[What you will do]:
Every line below should be copied exactly; drop the pictures.

[Supplied information]:
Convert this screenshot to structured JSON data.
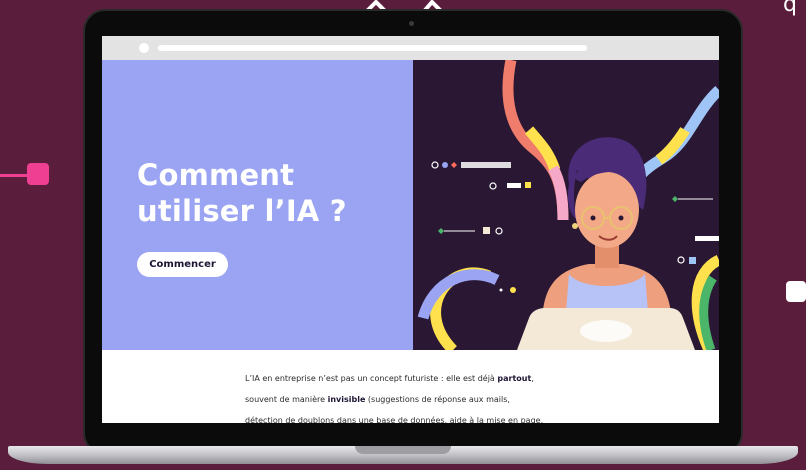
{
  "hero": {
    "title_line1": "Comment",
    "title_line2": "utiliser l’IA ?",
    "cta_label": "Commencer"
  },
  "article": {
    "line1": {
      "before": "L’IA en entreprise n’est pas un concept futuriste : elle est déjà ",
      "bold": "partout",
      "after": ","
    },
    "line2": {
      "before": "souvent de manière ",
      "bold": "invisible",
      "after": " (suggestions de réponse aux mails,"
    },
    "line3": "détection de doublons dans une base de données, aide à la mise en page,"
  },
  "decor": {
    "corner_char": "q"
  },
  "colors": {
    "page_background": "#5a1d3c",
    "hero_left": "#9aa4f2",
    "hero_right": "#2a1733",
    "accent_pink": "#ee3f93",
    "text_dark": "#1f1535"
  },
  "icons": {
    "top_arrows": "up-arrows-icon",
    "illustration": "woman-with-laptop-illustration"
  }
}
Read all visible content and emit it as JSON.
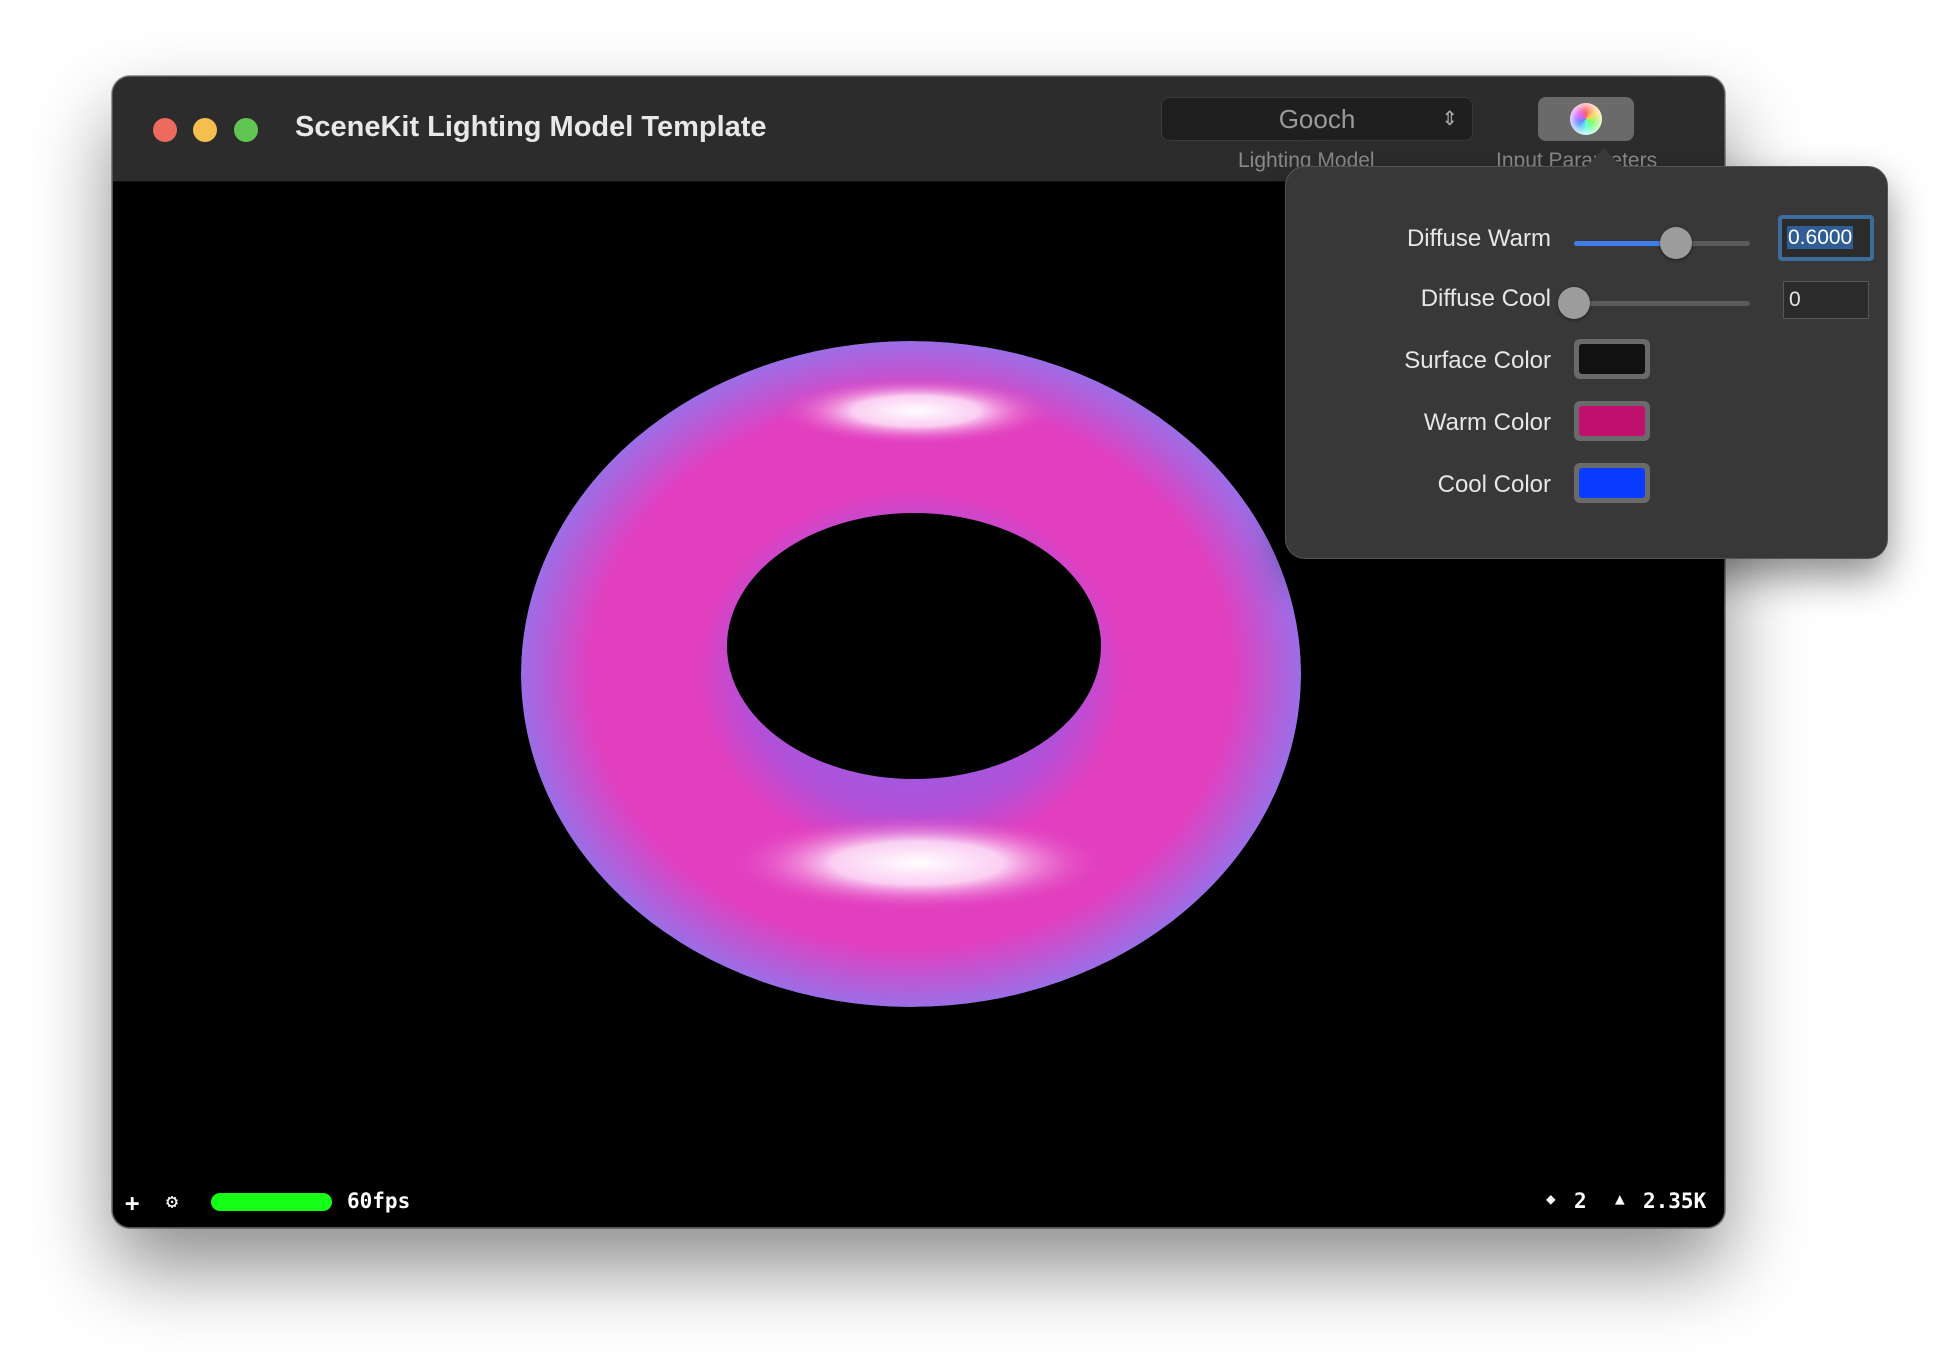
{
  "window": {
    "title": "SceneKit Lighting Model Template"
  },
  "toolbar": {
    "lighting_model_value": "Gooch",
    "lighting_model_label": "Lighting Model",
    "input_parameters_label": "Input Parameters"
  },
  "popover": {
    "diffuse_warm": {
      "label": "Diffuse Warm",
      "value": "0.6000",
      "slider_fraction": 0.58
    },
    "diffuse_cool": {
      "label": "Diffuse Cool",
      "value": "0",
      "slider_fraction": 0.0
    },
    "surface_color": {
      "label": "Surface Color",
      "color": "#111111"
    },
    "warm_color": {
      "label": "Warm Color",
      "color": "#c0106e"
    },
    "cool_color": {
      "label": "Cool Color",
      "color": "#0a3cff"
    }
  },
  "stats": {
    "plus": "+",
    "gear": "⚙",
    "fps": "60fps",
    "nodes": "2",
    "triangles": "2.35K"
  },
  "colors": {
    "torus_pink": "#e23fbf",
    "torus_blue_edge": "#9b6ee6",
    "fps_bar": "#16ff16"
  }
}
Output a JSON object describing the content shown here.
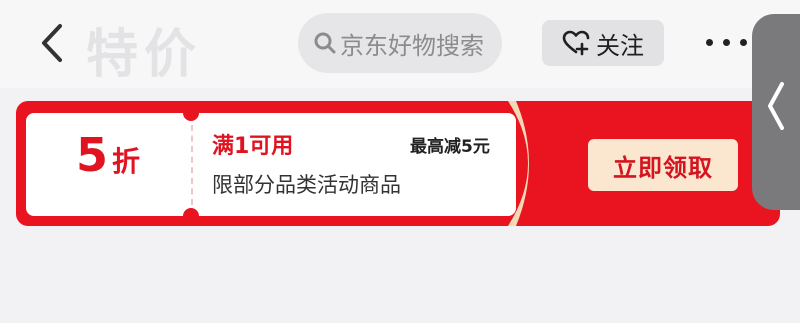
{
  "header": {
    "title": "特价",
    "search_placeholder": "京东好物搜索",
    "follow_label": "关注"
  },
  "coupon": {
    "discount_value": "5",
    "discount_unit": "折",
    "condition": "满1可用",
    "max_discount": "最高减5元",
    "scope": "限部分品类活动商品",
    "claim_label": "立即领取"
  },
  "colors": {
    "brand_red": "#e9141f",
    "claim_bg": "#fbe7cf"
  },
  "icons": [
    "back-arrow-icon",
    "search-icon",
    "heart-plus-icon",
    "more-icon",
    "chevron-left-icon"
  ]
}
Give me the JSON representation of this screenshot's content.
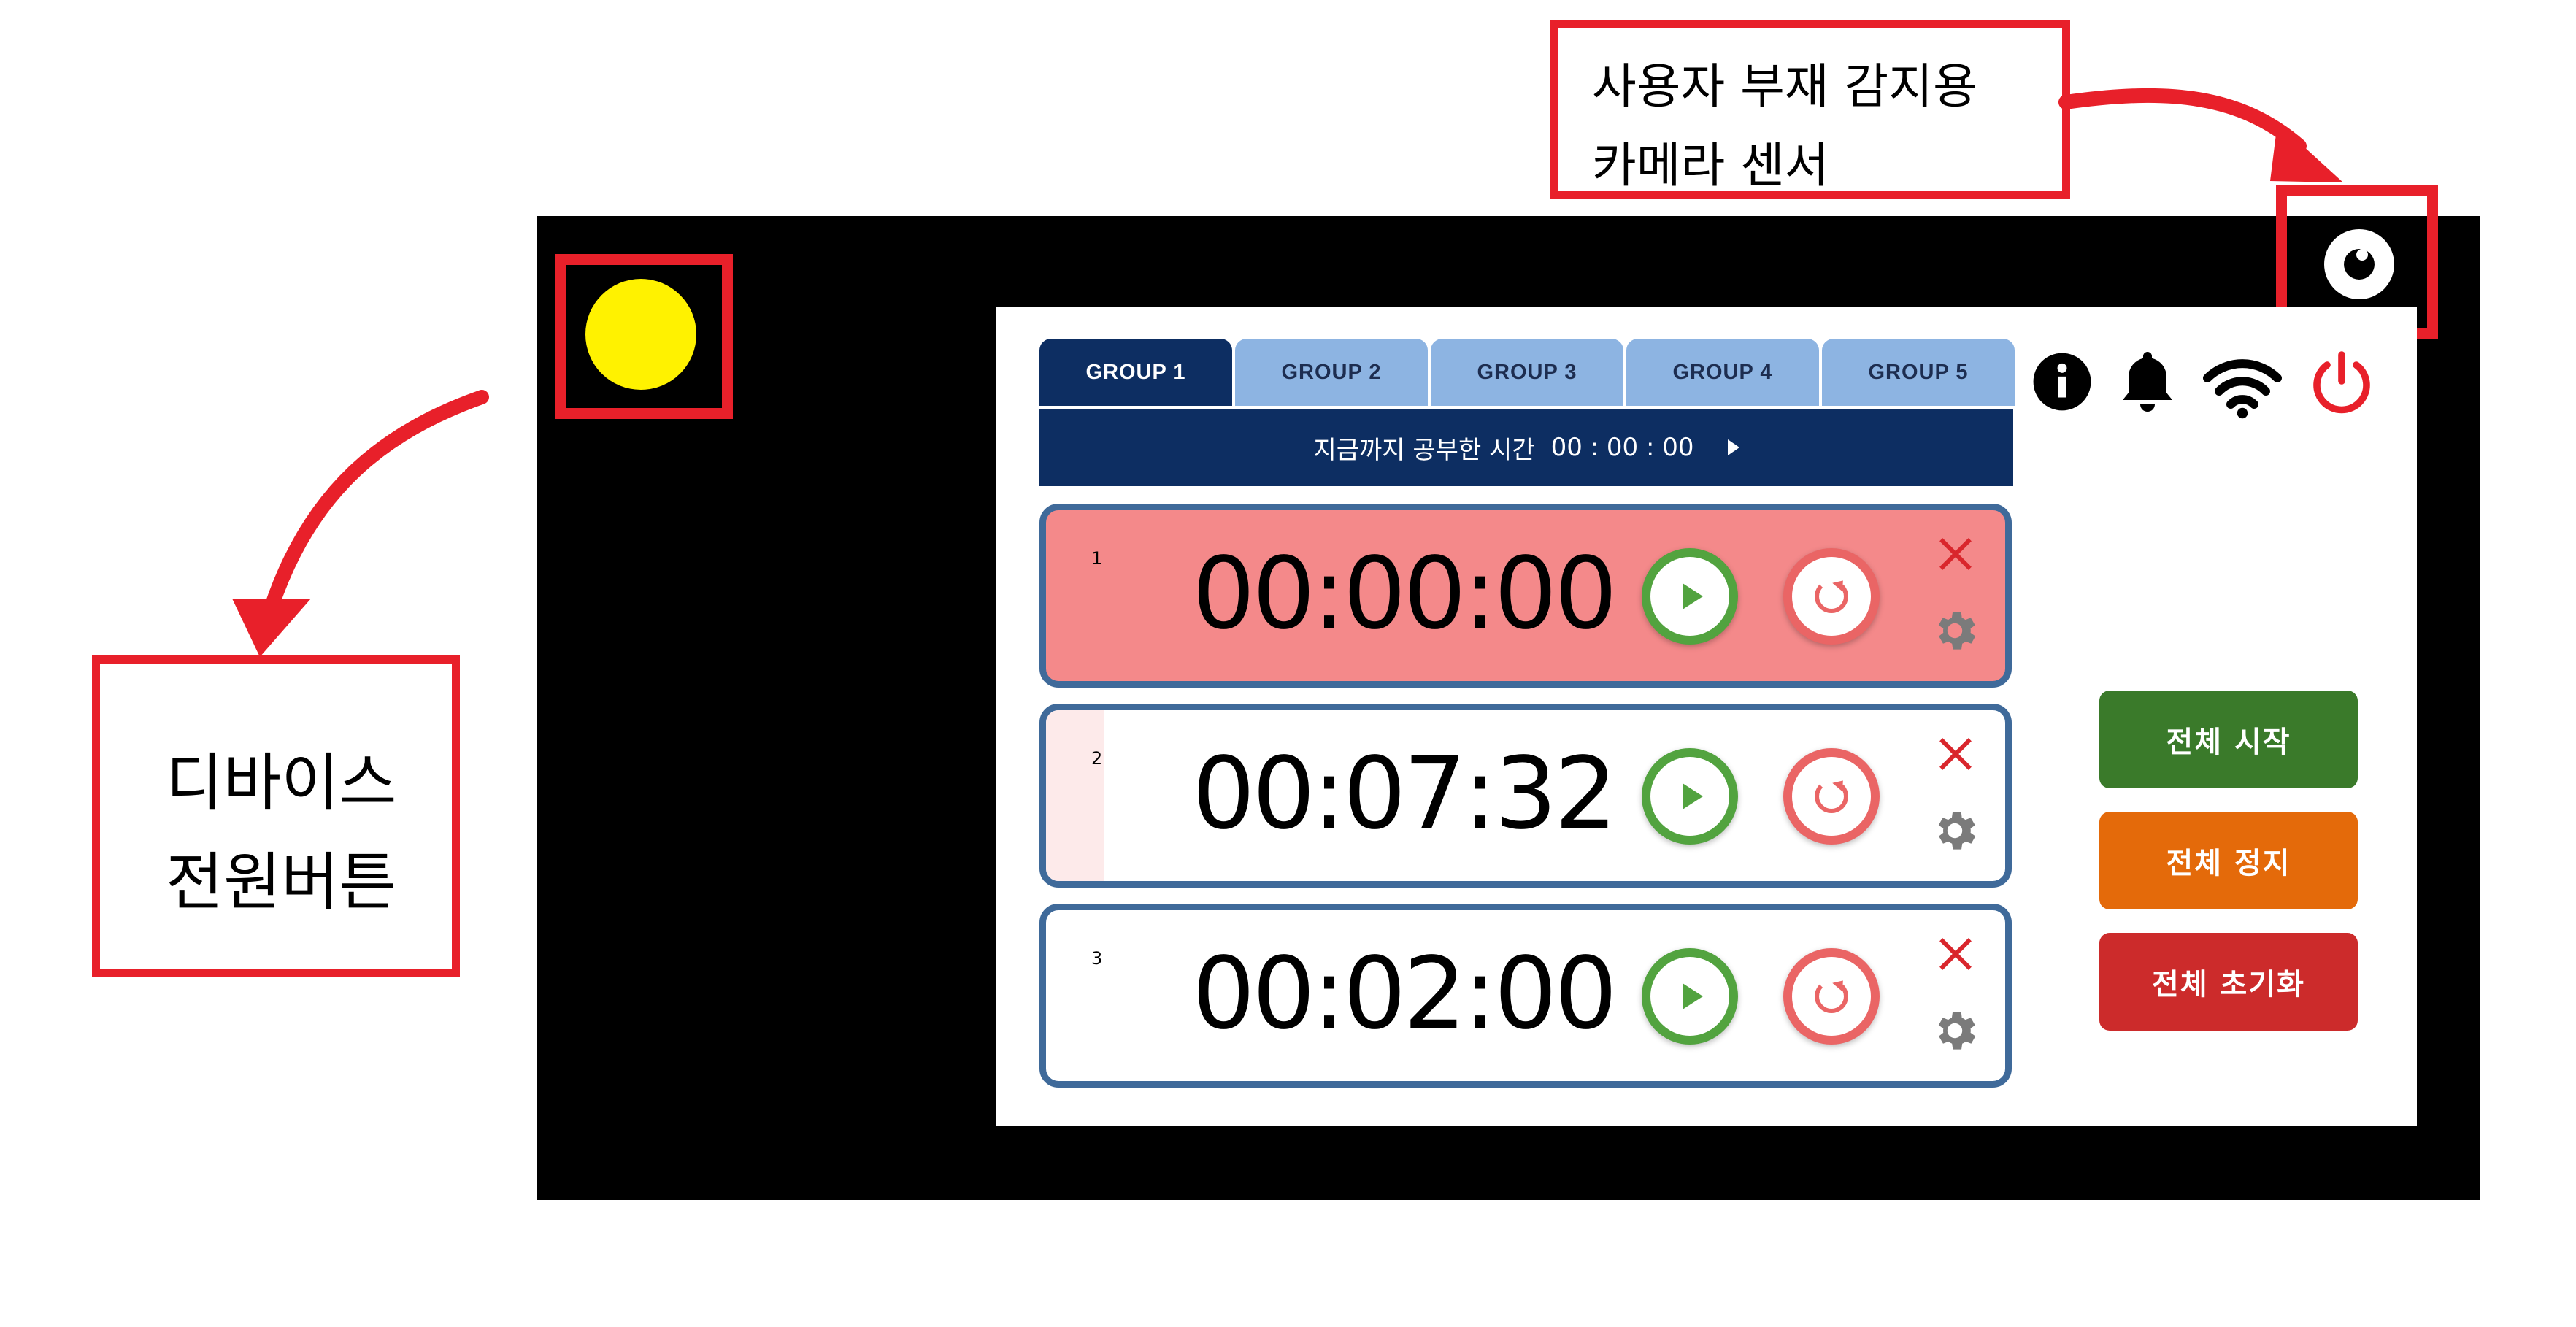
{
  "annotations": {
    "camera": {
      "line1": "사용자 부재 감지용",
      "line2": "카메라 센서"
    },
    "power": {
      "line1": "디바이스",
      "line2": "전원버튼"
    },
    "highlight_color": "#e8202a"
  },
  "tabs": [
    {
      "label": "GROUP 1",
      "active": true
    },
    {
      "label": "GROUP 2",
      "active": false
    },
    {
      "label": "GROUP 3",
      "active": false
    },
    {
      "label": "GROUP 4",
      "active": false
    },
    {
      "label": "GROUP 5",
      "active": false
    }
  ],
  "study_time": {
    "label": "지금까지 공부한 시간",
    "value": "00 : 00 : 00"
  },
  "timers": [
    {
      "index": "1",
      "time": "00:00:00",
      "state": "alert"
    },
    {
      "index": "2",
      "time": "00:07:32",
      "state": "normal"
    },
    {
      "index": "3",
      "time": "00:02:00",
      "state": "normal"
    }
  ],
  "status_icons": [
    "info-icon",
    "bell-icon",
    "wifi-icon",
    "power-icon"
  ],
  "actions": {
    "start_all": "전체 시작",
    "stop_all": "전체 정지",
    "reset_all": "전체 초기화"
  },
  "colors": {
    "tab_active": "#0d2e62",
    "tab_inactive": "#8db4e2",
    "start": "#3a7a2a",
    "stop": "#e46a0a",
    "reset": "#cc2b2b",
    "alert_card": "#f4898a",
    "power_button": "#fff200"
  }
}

[Answer to this task]:
Convert this screenshot to structured JSON data.
{
  "hero": {
    "title_line1": "Comment",
    "title_line2": "utiliser l’IA ?",
    "cta_label": "Commencer"
  },
  "article": {
    "line1": {
      "before": "L’IA en entreprise n’est pas un concept futuriste : elle est déjà ",
      "bold": "partout",
      "after": ","
    },
    "line2": {
      "before": "souvent de manière ",
      "bold": "invisible",
      "after": " (suggestions de réponse aux mails,"
    },
    "line3": "détection de doublons dans une base de données, aide à la mise en page,"
  },
  "decor": {
    "corner_char": "q"
  },
  "colors": {
    "page_background": "#5a1d3c",
    "hero_left": "#9aa4f2",
    "hero_right": "#2a1733",
    "accent_pink": "#ee3f93",
    "text_dark": "#1f1535"
  },
  "icons": {
    "top_arrows": "up-arrows-icon",
    "illustration": "woman-with-laptop-illustration"
  }
}
Read all visible content and emit it as JSON.
{
  "window": {
    "title": "SceneKit Lighting Model Template"
  },
  "toolbar": {
    "lighting_model_value": "Gooch",
    "lighting_model_label": "Lighting Model",
    "input_parameters_label": "Input Parameters"
  },
  "popover": {
    "diffuse_warm": {
      "label": "Diffuse Warm",
      "value": "0.6000",
      "slider_fraction": 0.58
    },
    "diffuse_cool": {
      "label": "Diffuse Cool",
      "value": "0",
      "slider_fraction": 0.0
    },
    "surface_color": {
      "label": "Surface Color",
      "color": "#111111"
    },
    "warm_color": {
      "label": "Warm Color",
      "color": "#c0106e"
    },
    "cool_color": {
      "label": "Cool Color",
      "color": "#0a3cff"
    }
  },
  "stats": {
    "plus": "+",
    "gear": "⚙",
    "fps": "60fps",
    "nodes": "2",
    "triangles": "2.35K"
  },
  "colors": {
    "torus_pink": "#e23fbf",
    "torus_blue_edge": "#9b6ee6",
    "fps_bar": "#16ff16"
  }
}
Output a JSON object describing the content shown here.
{
  "header": {
    "title": "特价",
    "search_placeholder": "京东好物搜索",
    "follow_label": "关注"
  },
  "coupon": {
    "discount_value": "5",
    "discount_unit": "折",
    "condition": "满1可用",
    "max_discount": "最高减5元",
    "scope": "限部分品类活动商品",
    "claim_label": "立即领取"
  },
  "colors": {
    "brand_red": "#e9141f",
    "claim_bg": "#fbe7cf"
  },
  "icons": [
    "back-arrow-icon",
    "search-icon",
    "heart-plus-icon",
    "more-icon",
    "chevron-left-icon"
  ]
}
Give me the JSON representation of this screenshot's content.
{
  "annotations": {
    "camera": {
      "line1": "사용자 부재 감지용",
      "line2": "카메라 센서"
    },
    "power": {
      "line1": "디바이스",
      "line2": "전원버튼"
    },
    "highlight_color": "#e8202a"
  },
  "tabs": [
    {
      "label": "GROUP 1",
      "active": true
    },
    {
      "label": "GROUP 2",
      "active": false
    },
    {
      "label": "GROUP 3",
      "active": false
    },
    {
      "label": "GROUP 4",
      "active": false
    },
    {
      "label": "GROUP 5",
      "active": false
    }
  ],
  "study_time": {
    "label": "지금까지 공부한 시간",
    "value": "00 : 00 : 00"
  },
  "timers": [
    {
      "index": "1",
      "time": "00:00:00",
      "state": "alert"
    },
    {
      "index": "2",
      "time": "00:07:32",
      "state": "normal"
    },
    {
      "index": "3",
      "time": "00:02:00",
      "state": "normal"
    }
  ],
  "status_icons": [
    "info-icon",
    "bell-icon",
    "wifi-icon",
    "power-icon"
  ],
  "actions": {
    "start_all": "전체 시작",
    "stop_all": "전체 정지",
    "reset_all": "전체 초기화"
  },
  "colors": {
    "tab_active": "#0d2e62",
    "tab_inactive": "#8db4e2",
    "start": "#3a7a2a",
    "stop": "#e46a0a",
    "reset": "#cc2b2b",
    "alert_card": "#f4898a",
    "power_button": "#fff200"
  }
}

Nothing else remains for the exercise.